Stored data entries
● ● ● ●

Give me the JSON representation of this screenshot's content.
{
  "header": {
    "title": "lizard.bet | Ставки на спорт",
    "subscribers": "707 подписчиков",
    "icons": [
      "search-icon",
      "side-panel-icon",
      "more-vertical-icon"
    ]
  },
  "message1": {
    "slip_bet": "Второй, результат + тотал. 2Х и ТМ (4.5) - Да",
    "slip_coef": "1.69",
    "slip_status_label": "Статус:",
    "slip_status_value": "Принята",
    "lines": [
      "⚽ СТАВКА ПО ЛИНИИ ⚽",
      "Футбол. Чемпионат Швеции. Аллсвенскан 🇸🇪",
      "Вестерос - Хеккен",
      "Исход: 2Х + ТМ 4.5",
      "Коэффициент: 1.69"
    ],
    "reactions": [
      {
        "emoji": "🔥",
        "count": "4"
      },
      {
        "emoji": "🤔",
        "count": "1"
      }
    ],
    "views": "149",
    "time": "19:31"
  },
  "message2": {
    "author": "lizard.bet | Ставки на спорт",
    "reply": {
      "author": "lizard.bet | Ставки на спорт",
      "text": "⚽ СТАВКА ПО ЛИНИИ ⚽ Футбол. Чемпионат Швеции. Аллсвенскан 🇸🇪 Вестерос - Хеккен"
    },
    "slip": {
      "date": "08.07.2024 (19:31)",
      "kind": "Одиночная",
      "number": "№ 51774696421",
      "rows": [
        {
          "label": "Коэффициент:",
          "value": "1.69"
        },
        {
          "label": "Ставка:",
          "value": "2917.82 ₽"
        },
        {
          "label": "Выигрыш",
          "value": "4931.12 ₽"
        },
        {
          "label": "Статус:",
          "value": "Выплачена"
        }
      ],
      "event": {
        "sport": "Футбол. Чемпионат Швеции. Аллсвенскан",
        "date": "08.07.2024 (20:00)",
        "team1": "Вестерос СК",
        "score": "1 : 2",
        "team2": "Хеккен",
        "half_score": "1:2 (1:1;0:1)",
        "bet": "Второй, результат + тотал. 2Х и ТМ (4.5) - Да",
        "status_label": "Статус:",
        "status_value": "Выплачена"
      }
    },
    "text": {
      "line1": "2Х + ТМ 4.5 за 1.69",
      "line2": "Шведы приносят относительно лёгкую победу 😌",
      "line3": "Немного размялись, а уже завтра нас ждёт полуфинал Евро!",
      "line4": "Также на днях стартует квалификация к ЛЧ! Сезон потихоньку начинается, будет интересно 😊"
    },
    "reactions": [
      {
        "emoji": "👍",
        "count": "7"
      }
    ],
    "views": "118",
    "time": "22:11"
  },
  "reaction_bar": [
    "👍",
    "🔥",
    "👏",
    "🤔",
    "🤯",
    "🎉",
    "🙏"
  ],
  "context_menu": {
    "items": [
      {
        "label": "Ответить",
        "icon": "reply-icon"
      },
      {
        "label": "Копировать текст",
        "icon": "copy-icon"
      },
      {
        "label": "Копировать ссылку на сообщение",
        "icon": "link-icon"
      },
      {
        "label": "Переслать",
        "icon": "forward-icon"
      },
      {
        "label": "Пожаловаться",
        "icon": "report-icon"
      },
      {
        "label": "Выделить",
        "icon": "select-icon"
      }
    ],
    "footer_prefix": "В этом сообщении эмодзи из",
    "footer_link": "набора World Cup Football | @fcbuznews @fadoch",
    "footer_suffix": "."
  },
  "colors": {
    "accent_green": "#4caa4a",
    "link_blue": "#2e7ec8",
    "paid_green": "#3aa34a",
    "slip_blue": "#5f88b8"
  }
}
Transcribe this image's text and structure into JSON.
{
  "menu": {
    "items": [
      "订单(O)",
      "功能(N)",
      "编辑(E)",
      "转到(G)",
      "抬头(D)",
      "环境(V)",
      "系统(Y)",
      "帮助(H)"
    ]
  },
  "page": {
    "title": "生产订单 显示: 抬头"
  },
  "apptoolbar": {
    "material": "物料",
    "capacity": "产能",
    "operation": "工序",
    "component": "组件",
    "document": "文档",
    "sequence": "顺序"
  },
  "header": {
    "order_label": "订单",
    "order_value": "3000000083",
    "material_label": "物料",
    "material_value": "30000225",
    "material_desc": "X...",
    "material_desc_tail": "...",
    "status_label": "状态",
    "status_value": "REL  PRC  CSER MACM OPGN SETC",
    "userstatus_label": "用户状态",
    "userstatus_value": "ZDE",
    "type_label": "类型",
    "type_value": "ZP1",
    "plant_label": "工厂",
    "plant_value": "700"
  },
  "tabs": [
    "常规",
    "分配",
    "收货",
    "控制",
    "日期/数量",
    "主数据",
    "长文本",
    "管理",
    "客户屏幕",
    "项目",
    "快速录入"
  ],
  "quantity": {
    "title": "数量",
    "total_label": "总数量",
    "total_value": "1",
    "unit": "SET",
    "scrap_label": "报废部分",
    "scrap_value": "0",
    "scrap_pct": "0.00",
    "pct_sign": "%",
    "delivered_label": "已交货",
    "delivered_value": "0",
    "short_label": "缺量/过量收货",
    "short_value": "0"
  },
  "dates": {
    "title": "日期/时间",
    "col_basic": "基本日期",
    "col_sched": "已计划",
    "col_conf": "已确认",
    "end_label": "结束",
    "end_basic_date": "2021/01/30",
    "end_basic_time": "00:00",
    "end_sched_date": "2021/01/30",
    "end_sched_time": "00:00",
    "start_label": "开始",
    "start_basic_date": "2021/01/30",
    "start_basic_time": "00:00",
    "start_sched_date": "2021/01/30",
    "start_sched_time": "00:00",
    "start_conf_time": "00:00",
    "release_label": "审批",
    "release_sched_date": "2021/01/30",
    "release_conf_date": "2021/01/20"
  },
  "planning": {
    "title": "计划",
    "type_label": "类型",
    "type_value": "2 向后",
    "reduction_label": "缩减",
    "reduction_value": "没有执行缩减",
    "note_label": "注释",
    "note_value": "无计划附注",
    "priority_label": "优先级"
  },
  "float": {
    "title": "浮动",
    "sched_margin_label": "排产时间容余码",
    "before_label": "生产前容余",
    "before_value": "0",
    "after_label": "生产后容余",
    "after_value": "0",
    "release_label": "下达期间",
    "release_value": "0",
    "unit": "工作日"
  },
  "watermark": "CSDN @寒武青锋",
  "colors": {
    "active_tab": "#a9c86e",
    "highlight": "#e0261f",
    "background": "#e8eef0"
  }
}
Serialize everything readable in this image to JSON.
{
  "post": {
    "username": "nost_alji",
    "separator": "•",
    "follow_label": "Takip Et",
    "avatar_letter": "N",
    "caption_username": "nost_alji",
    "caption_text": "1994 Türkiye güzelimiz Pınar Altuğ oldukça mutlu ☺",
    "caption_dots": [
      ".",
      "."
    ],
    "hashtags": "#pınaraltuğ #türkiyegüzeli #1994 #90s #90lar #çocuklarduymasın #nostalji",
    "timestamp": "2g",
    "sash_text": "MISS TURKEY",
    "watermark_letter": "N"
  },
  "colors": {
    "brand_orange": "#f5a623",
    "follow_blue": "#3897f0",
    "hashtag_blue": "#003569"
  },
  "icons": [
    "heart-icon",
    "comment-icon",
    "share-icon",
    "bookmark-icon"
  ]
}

● ● ● ●

# [BRIEF]
Go through the entries and repeat each one exactly.

# [RIGHT ANSWER]
Give me the JSON representation of this screenshot's content.
{
  "header": {
    "title": "lizard.bet | Ставки на спорт",
    "subscribers": "707 подписчиков",
    "icons": [
      "search-icon",
      "side-panel-icon",
      "more-vertical-icon"
    ]
  },
  "message1": {
    "slip_bet": "Второй, результат + тотал. 2Х и ТМ (4.5) - Да",
    "slip_coef": "1.69",
    "slip_status_label": "Статус:",
    "slip_status_value": "Принята",
    "lines": [
      "⚽ СТАВКА ПО ЛИНИИ ⚽",
      "Футбол. Чемпионат Швеции. Аллсвенскан 🇸🇪",
      "Вестерос - Хеккен",
      "Исход: 2Х + ТМ 4.5",
      "Коэффициент: 1.69"
    ],
    "reactions": [
      {
        "emoji": "🔥",
        "count": "4"
      },
      {
        "emoji": "🤔",
        "count": "1"
      }
    ],
    "views": "149",
    "time": "19:31"
  },
  "message2": {
    "author": "lizard.bet | Ставки на спорт",
    "reply": {
      "author": "lizard.bet | Ставки на спорт",
      "text": "⚽ СТАВКА ПО ЛИНИИ ⚽ Футбол. Чемпионат Швеции. Аллсвенскан 🇸🇪 Вестерос - Хеккен"
    },
    "slip": {
      "date": "08.07.2024 (19:31)",
      "kind": "Одиночная",
      "number": "№ 51774696421",
      "rows": [
        {
          "label": "Коэффициент:",
          "value": "1.69"
        },
        {
          "label": "Ставка:",
          "value": "2917.82 ₽"
        },
        {
          "label": "Выигрыш",
          "value": "4931.12 ₽"
        },
        {
          "label": "Статус:",
          "value": "Выплачена"
        }
      ],
      "event": {
        "sport": "Футбол. Чемпионат Швеции. Аллсвенскан",
        "date": "08.07.2024 (20:00)",
        "team1": "Вестерос СК",
        "score": "1 : 2",
        "team2": "Хеккен",
        "half_score": "1:2 (1:1;0:1)",
        "bet": "Второй, результат + тотал. 2Х и ТМ (4.5) - Да",
        "status_label": "Статус:",
        "status_value": "Выплачена"
      }
    },
    "text": {
      "line1": "2Х + ТМ 4.5 за 1.69",
      "line2": "Шведы приносят относительно лёгкую победу 😌",
      "line3": "Немного размялись, а уже завтра нас ждёт полуфинал Евро!",
      "line4": "Также на днях стартует квалификация к ЛЧ! Сезон потихоньку начинается, будет интересно 😊"
    },
    "reactions": [
      {
        "emoji": "👍",
        "count": "7"
      }
    ],
    "views": "118",
    "time": "22:11"
  },
  "reaction_bar": [
    "👍",
    "🔥",
    "👏",
    "🤔",
    "🤯",
    "🎉",
    "🙏"
  ],
  "context_menu": {
    "items": [
      {
        "label": "Ответить",
        "icon": "reply-icon"
      },
      {
        "label": "Копировать текст",
        "icon": "copy-icon"
      },
      {
        "label": "Копировать ссылку на сообщение",
        "icon": "link-icon"
      },
      {
        "label": "Переслать",
        "icon": "forward-icon"
      },
      {
        "label": "Пожаловаться",
        "icon": "report-icon"
      },
      {
        "label": "Выделить",
        "icon": "select-icon"
      }
    ],
    "footer_prefix": "В этом сообщении эмодзи из",
    "footer_link": "набора World Cup Football | @fcbuznews @fadoch",
    "footer_suffix": "."
  },
  "colors": {
    "accent_green": "#4caa4a",
    "link_blue": "#2e7ec8",
    "paid_green": "#3aa34a",
    "slip_blue": "#5f88b8"
  }
}
Transcribe this image's text and structure into JSON.
{
  "menu": {
    "items": [
      "订单(O)",
      "功能(N)",
      "编辑(E)",
      "转到(G)",
      "抬头(D)",
      "环境(V)",
      "系统(Y)",
      "帮助(H)"
    ]
  },
  "page": {
    "title": "生产订单 显示: 抬头"
  },
  "apptoolbar": {
    "material": "物料",
    "capacity": "产能",
    "operation": "工序",
    "component": "组件",
    "document": "文档",
    "sequence": "顺序"
  },
  "header": {
    "order_label": "订单",
    "order_value": "3000000083",
    "material_label": "物料",
    "material_value": "30000225",
    "material_desc": "X...",
    "material_desc_tail": "...",
    "status_label": "状态",
    "status_value": "REL  PRC  CSER MACM OPGN SETC",
    "userstatus_label": "用户状态",
    "userstatus_value": "ZDE",
    "type_label": "类型",
    "type_value": "ZP1",
    "plant_label": "工厂",
    "plant_value": "700"
  },
  "tabs": [
    "常规",
    "分配",
    "收货",
    "控制",
    "日期/数量",
    "主数据",
    "长文本",
    "管理",
    "客户屏幕",
    "项目",
    "快速录入"
  ],
  "quantity": {
    "title": "数量",
    "total_label": "总数量",
    "total_value": "1",
    "unit": "SET",
    "scrap_label": "报废部分",
    "scrap_value": "0",
    "scrap_pct": "0.00",
    "pct_sign": "%",
    "delivered_label": "已交货",
    "delivered_value": "0",
    "short_label": "缺量/过量收货",
    "short_value": "0"
  },
  "dates": {
    "title": "日期/时间",
    "col_basic": "基本日期",
    "col_sched": "已计划",
    "col_conf": "已确认",
    "end_label": "结束",
    "end_basic_date": "2021/01/30",
    "end_basic_time": "00:00",
    "end_sched_date": "2021/01/30",
    "end_sched_time": "00:00",
    "start_label": "开始",
    "start_basic_date": "2021/01/30",
    "start_basic_time": "00:00",
    "start_sched_date": "2021/01/30",
    "start_sched_time": "00:00",
    "start_conf_time": "00:00",
    "release_label": "审批",
    "release_sched_date": "2021/01/30",
    "release_conf_date": "2021/01/20"
  },
  "planning": {
    "title": "计划",
    "type_label": "类型",
    "type_value": "2 向后",
    "reduction_label": "缩减",
    "reduction_value": "没有执行缩减",
    "note_label": "注释",
    "note_value": "无计划附注",
    "priority_label": "优先级"
  },
  "float": {
    "title": "浮动",
    "sched_margin_label": "排产时间容余码",
    "before_label": "生产前容余",
    "before_value": "0",
    "after_label": "生产后容余",
    "after_value": "0",
    "release_label": "下达期间",
    "release_value": "0",
    "unit": "工作日"
  },
  "watermark": "CSDN @寒武青锋",
  "colors": {
    "active_tab": "#a9c86e",
    "highlight": "#e0261f",
    "background": "#e8eef0"
  }
}
Serialize everything readable in this image to JSON.
{
  "post": {
    "username": "nost_alji",
    "separator": "•",
    "follow_label": "Takip Et",
    "avatar_letter": "N",
    "caption_username": "nost_alji",
    "caption_text": "1994 Türkiye güzelimiz Pınar Altuğ oldukça mutlu ☺",
    "caption_dots": [
      ".",
      "."
    ],
    "hashtags": "#pınaraltuğ #türkiyegüzeli #1994 #90s #90lar #çocuklarduymasın #nostalji",
    "timestamp": "2g",
    "sash_text": "MISS TURKEY",
    "watermark_letter": "N"
  },
  "colors": {
    "brand_orange": "#f5a623",
    "follow_blue": "#3897f0",
    "hashtag_blue": "#003569"
  },
  "icons": [
    "heart-icon",
    "comment-icon",
    "share-icon",
    "bookmark-icon"
  ]
}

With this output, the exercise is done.